→ **Goal of the exercise**
Rewrite the lines from the one containing "810, 314, 832]" up to and including the one containing "group-scale: 比例 在屏幕上指定", changing every "dwg-icon" to "drawing-icon" and leaving everything else as it is. Return only those lines.

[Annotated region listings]
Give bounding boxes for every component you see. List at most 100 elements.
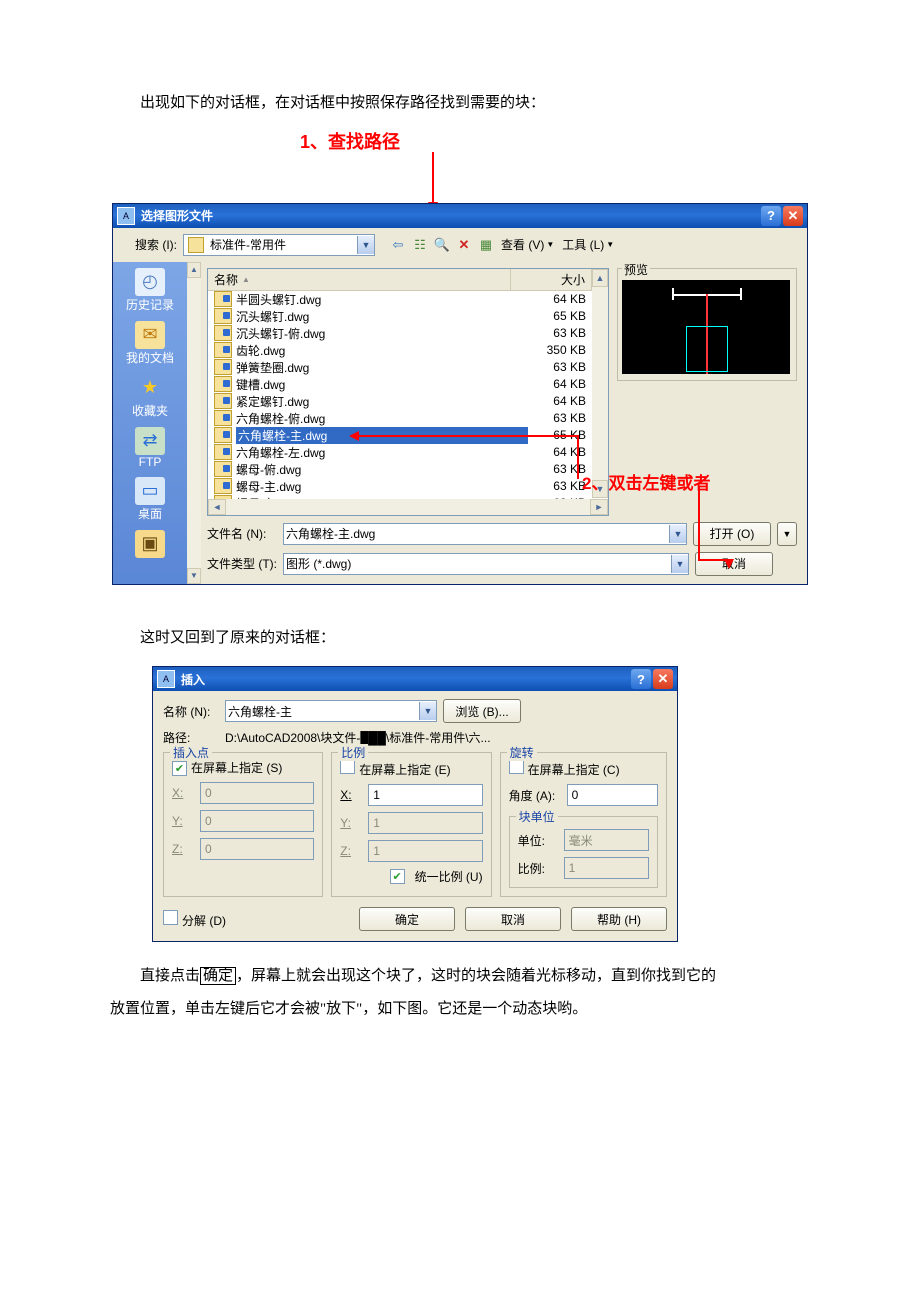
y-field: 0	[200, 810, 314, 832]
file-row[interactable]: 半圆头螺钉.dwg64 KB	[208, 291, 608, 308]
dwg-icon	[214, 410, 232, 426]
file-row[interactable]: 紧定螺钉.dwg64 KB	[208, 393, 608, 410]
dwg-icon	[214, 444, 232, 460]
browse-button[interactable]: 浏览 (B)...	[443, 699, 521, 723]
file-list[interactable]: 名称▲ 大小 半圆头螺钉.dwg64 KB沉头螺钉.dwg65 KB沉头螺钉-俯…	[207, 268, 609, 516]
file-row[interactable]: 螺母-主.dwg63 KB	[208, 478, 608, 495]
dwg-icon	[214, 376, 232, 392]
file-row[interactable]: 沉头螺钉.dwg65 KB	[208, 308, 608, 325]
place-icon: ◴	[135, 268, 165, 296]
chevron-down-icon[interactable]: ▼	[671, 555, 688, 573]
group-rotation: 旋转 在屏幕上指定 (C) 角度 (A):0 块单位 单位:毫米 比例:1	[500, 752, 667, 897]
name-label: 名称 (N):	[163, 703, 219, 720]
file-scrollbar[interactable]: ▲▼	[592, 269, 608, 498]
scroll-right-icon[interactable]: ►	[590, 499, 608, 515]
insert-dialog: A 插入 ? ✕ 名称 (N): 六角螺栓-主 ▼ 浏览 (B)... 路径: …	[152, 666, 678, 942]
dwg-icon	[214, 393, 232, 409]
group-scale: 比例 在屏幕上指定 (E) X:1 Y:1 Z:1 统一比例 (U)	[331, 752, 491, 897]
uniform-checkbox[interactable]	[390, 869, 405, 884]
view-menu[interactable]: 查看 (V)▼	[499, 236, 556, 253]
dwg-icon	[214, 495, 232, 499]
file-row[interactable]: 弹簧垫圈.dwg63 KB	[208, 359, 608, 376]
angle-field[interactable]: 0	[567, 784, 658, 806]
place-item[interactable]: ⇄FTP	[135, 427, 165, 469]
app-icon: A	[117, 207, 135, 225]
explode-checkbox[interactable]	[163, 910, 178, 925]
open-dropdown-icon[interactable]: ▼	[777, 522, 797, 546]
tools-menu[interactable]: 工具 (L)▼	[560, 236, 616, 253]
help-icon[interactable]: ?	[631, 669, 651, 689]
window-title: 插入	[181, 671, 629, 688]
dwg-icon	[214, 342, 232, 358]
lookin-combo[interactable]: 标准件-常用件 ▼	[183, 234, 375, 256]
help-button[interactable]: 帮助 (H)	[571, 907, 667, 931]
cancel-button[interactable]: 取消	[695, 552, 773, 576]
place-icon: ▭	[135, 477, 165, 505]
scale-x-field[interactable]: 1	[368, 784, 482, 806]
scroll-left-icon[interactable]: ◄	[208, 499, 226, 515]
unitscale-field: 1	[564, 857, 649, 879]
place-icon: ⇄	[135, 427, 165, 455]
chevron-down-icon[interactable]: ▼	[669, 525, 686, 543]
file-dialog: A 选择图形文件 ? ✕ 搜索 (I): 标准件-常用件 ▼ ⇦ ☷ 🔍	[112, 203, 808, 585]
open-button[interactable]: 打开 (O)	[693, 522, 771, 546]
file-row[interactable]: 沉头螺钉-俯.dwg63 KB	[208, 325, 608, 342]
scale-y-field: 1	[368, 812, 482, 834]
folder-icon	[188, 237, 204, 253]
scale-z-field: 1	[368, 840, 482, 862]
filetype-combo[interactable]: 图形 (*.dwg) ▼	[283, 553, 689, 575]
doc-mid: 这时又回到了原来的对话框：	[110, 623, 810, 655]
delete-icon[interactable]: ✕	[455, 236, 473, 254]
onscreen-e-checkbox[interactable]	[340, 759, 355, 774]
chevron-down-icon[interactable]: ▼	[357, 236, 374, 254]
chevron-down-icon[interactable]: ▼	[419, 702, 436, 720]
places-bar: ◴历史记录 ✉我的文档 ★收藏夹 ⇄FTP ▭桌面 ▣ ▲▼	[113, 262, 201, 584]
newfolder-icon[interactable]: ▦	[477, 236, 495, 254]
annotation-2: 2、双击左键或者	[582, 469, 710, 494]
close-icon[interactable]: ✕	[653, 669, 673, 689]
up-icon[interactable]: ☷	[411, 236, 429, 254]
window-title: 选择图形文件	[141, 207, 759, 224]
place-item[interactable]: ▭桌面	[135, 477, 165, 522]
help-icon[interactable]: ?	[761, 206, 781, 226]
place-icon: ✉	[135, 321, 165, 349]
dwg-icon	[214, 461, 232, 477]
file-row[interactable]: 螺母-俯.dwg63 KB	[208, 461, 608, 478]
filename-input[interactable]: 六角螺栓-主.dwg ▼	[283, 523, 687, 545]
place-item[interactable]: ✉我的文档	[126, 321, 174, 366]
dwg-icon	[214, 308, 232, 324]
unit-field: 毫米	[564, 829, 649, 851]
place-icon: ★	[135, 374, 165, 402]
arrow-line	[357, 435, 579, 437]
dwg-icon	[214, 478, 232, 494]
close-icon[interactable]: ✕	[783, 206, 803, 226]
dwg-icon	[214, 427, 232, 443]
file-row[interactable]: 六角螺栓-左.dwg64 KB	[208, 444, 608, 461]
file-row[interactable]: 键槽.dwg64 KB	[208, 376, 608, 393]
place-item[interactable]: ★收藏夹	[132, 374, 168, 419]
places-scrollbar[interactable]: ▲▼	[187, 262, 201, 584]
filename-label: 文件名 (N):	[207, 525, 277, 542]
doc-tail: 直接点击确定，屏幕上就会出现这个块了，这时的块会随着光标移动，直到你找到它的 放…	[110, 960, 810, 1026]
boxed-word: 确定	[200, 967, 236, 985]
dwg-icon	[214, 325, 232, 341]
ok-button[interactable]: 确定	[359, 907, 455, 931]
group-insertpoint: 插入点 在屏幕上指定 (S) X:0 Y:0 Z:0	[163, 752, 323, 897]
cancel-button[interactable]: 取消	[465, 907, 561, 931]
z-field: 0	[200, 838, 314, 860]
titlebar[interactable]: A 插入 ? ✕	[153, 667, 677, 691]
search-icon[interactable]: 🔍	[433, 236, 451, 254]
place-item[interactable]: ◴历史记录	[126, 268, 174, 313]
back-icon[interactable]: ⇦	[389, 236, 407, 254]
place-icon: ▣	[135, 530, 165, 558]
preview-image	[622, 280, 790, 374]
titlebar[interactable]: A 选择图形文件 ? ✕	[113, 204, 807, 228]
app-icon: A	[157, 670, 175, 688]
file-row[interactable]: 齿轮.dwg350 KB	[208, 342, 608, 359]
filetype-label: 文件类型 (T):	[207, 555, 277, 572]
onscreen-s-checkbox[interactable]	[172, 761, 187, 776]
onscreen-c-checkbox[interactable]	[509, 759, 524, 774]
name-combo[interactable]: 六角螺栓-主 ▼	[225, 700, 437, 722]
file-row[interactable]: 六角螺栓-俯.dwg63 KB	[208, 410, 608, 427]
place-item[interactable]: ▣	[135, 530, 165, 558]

--

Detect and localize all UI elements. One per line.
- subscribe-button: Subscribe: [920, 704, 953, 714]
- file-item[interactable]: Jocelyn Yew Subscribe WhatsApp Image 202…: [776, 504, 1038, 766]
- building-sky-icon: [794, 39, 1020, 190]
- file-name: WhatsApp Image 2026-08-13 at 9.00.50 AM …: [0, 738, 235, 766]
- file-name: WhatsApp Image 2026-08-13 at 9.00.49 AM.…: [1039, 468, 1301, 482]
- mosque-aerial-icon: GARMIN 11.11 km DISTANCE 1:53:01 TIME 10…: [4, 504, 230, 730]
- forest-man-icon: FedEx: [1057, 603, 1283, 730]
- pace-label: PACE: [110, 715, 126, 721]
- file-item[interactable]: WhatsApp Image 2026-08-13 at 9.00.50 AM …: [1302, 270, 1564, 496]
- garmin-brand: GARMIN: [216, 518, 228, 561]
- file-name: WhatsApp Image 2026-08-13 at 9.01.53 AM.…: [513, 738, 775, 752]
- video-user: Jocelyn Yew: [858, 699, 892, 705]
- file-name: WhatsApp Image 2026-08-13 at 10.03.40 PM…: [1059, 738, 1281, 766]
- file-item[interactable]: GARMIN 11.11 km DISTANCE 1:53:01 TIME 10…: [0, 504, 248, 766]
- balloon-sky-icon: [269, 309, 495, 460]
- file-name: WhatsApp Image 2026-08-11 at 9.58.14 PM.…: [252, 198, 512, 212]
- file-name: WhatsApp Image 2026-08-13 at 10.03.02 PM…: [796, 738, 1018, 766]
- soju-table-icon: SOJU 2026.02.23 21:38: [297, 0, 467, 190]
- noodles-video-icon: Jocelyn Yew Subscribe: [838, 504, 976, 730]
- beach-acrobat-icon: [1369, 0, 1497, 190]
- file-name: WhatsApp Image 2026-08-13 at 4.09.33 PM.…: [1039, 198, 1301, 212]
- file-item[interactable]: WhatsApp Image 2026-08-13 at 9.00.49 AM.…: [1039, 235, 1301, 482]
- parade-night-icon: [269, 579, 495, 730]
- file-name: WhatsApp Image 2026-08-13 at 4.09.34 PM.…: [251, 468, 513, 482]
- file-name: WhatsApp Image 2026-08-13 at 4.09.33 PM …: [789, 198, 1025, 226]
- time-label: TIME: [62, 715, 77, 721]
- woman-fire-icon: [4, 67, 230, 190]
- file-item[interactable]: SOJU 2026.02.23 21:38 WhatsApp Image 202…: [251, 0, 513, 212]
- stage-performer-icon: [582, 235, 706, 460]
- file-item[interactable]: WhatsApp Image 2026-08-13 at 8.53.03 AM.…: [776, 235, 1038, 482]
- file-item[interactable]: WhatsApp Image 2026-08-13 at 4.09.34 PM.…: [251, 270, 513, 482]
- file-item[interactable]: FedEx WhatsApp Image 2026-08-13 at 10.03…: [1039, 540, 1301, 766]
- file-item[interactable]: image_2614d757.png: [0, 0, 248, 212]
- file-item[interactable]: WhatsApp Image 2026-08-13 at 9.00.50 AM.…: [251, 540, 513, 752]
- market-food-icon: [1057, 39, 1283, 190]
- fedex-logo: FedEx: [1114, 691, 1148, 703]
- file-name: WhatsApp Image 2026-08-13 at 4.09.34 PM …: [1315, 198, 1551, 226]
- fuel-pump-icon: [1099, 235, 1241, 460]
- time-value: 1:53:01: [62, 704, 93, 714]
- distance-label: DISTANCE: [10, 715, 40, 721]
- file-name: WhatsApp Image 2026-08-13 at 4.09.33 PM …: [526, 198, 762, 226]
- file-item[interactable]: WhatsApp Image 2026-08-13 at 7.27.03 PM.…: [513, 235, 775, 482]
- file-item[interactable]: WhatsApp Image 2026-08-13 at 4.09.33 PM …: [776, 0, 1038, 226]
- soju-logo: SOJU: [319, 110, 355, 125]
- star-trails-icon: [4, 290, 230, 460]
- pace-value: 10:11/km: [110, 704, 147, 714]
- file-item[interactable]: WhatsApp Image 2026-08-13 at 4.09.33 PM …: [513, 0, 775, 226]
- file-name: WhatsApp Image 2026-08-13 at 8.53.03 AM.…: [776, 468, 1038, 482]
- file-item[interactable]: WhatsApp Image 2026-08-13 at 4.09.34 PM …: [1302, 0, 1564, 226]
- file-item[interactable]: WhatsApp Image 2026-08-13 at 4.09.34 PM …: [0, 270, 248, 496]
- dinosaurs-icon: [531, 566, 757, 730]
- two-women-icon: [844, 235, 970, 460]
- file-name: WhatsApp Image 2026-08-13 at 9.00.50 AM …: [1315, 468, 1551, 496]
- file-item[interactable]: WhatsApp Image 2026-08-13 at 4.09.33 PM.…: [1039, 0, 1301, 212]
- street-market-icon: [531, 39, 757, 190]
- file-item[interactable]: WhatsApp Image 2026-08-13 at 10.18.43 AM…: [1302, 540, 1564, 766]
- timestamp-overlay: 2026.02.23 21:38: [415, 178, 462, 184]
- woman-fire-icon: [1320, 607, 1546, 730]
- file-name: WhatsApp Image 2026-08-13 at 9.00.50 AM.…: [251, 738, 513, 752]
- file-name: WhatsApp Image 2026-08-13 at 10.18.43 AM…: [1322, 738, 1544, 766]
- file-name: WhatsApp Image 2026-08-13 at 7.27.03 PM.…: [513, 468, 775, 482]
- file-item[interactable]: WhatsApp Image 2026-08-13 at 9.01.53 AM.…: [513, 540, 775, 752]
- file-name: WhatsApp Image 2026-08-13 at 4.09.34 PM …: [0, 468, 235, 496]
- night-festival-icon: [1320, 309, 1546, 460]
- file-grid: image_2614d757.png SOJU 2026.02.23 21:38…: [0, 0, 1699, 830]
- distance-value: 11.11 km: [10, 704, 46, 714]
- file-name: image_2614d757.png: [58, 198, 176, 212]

---

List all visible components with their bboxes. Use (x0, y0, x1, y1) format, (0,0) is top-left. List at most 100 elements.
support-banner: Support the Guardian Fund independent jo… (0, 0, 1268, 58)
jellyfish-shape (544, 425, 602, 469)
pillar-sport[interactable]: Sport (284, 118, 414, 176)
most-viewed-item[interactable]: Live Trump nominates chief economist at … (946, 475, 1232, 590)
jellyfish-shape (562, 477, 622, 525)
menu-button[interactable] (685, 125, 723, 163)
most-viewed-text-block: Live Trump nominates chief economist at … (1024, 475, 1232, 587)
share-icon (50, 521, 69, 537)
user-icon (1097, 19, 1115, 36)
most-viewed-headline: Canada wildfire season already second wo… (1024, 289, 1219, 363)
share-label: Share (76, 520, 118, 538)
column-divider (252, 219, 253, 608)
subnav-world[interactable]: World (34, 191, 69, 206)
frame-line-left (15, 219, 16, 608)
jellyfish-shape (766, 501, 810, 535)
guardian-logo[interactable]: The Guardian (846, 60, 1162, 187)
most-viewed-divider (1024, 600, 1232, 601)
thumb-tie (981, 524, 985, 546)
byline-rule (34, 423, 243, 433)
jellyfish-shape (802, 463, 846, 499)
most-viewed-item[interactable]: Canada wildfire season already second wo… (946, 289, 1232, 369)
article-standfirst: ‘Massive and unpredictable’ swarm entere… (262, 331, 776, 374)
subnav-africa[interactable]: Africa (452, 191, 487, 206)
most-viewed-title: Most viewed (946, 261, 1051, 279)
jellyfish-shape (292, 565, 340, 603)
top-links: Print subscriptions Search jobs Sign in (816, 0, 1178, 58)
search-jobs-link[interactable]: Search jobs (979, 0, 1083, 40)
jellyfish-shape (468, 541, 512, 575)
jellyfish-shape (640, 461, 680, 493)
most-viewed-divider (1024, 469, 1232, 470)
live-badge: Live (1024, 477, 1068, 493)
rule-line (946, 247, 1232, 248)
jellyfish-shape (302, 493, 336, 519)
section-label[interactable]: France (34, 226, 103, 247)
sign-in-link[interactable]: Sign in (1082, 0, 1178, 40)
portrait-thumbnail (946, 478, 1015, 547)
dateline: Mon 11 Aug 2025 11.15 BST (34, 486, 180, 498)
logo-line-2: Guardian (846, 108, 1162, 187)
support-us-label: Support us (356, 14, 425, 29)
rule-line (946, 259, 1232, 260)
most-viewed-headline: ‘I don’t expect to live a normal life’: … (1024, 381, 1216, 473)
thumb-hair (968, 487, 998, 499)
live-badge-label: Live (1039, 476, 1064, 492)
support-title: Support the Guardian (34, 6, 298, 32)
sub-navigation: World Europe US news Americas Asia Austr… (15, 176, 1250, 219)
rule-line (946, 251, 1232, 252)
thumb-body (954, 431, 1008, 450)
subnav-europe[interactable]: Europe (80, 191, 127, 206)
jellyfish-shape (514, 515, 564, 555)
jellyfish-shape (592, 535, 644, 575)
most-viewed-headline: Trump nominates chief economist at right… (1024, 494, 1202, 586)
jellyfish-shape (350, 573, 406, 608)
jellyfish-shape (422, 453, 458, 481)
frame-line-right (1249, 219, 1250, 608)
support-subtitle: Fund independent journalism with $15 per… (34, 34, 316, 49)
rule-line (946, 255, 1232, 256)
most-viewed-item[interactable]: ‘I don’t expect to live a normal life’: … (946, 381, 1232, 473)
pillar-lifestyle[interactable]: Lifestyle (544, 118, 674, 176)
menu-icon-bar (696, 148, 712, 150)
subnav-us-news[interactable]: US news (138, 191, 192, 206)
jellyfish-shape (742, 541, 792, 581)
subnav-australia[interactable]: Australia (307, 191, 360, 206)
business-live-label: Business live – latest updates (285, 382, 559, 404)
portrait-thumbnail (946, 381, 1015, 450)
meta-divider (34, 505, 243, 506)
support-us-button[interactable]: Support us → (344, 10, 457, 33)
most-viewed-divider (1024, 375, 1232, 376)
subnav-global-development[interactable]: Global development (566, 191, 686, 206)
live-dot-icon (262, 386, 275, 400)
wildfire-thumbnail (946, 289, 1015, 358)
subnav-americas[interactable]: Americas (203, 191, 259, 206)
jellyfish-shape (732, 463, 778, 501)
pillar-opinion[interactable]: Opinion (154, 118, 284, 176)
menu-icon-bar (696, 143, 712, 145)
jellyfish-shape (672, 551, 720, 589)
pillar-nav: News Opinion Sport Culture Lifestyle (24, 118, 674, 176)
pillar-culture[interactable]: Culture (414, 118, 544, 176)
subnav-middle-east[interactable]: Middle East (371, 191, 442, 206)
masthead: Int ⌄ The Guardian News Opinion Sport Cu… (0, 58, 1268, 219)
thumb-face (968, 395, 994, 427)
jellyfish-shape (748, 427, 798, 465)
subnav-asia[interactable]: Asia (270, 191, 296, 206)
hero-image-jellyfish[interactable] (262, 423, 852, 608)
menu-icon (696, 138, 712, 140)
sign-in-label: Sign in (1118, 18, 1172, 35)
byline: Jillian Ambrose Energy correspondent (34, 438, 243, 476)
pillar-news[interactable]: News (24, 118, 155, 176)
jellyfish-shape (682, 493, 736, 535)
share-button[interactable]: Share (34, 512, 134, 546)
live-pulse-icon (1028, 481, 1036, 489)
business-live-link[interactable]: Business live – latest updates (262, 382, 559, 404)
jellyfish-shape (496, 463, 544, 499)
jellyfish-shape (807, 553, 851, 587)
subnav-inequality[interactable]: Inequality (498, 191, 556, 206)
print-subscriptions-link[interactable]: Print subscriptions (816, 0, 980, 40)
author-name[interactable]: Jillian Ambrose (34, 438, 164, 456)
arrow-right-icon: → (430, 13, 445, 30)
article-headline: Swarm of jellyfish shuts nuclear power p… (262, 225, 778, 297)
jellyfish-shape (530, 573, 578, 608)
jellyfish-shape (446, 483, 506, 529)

→ **Result**
y-field: 0	[200, 810, 314, 832]
file-row[interactable]: 半圆头螺钉.dwg64 KB	[208, 291, 608, 308]
drawing-icon	[214, 410, 232, 426]
file-row[interactable]: 紧定螺钉.dwg64 KB	[208, 393, 608, 410]
drawing-icon	[214, 444, 232, 460]
browse-button[interactable]: 浏览 (B)...	[443, 699, 521, 723]
file-list[interactable]: 名称▲ 大小 半圆头螺钉.dwg64 KB沉头螺钉.dwg65 KB沉头螺钉-俯…	[207, 268, 609, 516]
file-row[interactable]: 螺母-主.dwg63 KB	[208, 478, 608, 495]
drawing-icon	[214, 376, 232, 392]
file-row[interactable]: 沉头螺钉.dwg65 KB	[208, 308, 608, 325]
place-icon: ◴	[135, 268, 165, 296]
chevron-down-icon[interactable]: ▼	[671, 555, 688, 573]
group-rotation: 旋转 在屏幕上指定 (C) 角度 (A):0 块单位 单位:毫米 比例:1	[500, 752, 667, 897]
name-label: 名称 (N):	[163, 703, 219, 720]
file-scrollbar[interactable]: ▲▼	[592, 269, 608, 498]
scroll-right-icon[interactable]: ►	[590, 499, 608, 515]
insert-dialog: A 插入 ? ✕ 名称 (N): 六角螺栓-主 ▼ 浏览 (B)... 路径: …	[152, 666, 678, 942]
drawing-icon	[214, 393, 232, 409]
group-scale: 比例 在屏幕上指定 (E) X:1 Y:1 Z:1 统一比例 (U)	[331, 752, 491, 897]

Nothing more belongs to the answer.